Saved entries:
•••
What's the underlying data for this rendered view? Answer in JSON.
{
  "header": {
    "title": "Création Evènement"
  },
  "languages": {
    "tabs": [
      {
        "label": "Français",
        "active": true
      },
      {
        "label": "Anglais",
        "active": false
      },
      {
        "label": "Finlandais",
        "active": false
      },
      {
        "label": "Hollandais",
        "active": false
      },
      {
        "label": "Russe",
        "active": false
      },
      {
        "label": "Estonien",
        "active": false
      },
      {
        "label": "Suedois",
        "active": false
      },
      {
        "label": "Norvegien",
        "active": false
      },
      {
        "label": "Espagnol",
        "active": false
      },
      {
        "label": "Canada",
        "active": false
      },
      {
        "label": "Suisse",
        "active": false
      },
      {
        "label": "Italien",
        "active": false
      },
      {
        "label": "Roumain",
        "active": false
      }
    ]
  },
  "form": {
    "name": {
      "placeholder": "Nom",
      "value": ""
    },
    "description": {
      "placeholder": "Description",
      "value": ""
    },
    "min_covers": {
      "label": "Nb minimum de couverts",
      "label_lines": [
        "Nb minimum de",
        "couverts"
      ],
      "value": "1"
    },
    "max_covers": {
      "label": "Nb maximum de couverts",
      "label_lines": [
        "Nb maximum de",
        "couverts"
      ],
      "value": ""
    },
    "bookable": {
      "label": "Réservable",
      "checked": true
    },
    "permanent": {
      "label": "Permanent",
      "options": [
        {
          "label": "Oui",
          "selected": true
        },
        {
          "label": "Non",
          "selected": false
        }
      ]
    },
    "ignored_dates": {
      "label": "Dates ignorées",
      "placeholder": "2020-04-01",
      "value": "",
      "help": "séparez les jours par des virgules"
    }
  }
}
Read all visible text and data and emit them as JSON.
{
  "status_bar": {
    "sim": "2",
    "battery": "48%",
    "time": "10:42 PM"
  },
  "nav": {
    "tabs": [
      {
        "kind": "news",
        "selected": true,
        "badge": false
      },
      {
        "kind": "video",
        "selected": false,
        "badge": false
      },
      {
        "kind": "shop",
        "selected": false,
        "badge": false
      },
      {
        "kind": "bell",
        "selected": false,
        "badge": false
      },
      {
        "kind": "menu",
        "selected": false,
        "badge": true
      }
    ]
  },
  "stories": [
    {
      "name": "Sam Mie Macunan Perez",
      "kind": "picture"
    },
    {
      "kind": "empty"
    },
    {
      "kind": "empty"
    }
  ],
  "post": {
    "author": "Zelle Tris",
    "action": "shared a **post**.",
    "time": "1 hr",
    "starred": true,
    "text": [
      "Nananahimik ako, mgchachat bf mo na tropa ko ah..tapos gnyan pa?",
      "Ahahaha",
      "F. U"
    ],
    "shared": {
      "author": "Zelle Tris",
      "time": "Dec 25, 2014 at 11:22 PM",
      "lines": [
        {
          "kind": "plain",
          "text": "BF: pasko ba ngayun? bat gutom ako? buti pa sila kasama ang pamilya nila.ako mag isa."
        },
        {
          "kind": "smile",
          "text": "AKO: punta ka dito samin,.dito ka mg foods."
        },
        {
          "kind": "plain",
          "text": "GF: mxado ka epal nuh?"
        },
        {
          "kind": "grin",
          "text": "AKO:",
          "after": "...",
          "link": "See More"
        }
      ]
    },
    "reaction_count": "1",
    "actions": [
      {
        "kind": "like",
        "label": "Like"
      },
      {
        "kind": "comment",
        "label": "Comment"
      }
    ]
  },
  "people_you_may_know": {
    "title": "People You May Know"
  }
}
•••
◆ WHAT IS BEING ASKED ◆
Type out all of the material again, word for word.

◆ ANSWER TO THE PROBLEM ◆
What's the underlying data for this rendered view? Answer in JSON.
{
  "header": {
    "title": "Création Evènement"
  },
  "languages": {
    "tabs": [
      {
        "label": "Français",
        "active": true
      },
      {
        "label": "Anglais",
        "active": false
      },
      {
        "label": "Finlandais",
        "active": false
      },
      {
        "label": "Hollandais",
        "active": false
      },
      {
        "label": "Russe",
        "active": false
      },
      {
        "label": "Estonien",
        "active": false
      },
      {
        "label": "Suedois",
        "active": false
      },
      {
        "label": "Norvegien",
        "active": false
      },
      {
        "label": "Espagnol",
        "active": false
      },
      {
        "label": "Canada",
        "active": false
      },
      {
        "label": "Suisse",
        "active": false
      },
      {
        "label": "Italien",
        "active": false
      },
      {
        "label": "Roumain",
        "active": false
      }
    ]
  },
  "form": {
    "name": {
      "placeholder": "Nom",
      "value": ""
    },
    "description": {
      "placeholder": "Description",
      "value": ""
    },
    "min_covers": {
      "label": "Nb minimum de couverts",
      "label_lines": [
        "Nb minimum de",
        "couverts"
      ],
      "value": "1"
    },
    "max_covers": {
      "label": "Nb maximum de couverts",
      "label_lines": [
        "Nb maximum de",
        "couverts"
      ],
      "value": ""
    },
    "bookable": {
      "label": "Réservable",
      "checked": true
    },
    "permanent": {
      "label": "Permanent",
      "options": [
        {
          "label": "Oui",
          "selected": true
        },
        {
          "label": "Non",
          "selected": false
        }
      ]
    },
    "ignored_dates": {
      "label": "Dates ignorées",
      "placeholder": "2020-04-01",
      "value": "",
      "help": "séparez les jours par des virgules"
    }
  }
}
Read all visible text and data and emit them as JSON.
{
  "status_bar": {
    "sim": "2",
    "battery": "48%",
    "time": "10:42 PM"
  },
  "nav": {
    "tabs": [
      {
        "kind": "news",
        "selected": true,
        "badge": false
      },
      {
        "kind": "video",
        "selected": false,
        "badge": false
      },
      {
        "kind": "shop",
        "selected": false,
        "badge": false
      },
      {
        "kind": "bell",
        "selected": false,
        "badge": false
      },
      {
        "kind": "menu",
        "selected": false,
        "badge": true
      }
    ]
  },
  "stories": [
    {
      "name": "Sam Mie Macunan Perez",
      "kind": "picture"
    },
    {
      "kind": "empty"
    },
    {
      "kind": "empty"
    }
  ],
  "post": {
    "author": "Zelle Tris",
    "action": "shared a **post**.",
    "time": "1 hr",
    "starred": true,
    "text": [
      "Nananahimik ako, mgchachat bf mo na tropa ko ah..tapos gnyan pa?",
      "Ahahaha",
      "F. U"
    ],
    "shared": {
      "author": "Zelle Tris",
      "time": "Dec 25, 2014 at 11:22 PM",
      "lines": [
        {
          "kind": "plain",
          "text": "BF: pasko ba ngayun? bat gutom ako? buti pa sila kasama ang pamilya nila.ako mag isa."
        },
        {
          "kind": "smile",
          "text": "AKO: punta ka dito samin,.dito ka mg foods."
        },
        {
          "kind": "plain",
          "text": "GF: mxado ka epal nuh?"
        },
        {
          "kind": "grin",
          "text": "AKO:",
          "after": "...",
          "link": "See More"
        }
      ]
    },
    "reaction_count": "1",
    "actions": [
      {
        "kind": "like",
        "label": "Like"
      },
      {
        "kind": "comment",
        "label": "Comment"
      }
    ]
  },
  "people_you_may_know": {
    "title": "People You May Know"
  }
}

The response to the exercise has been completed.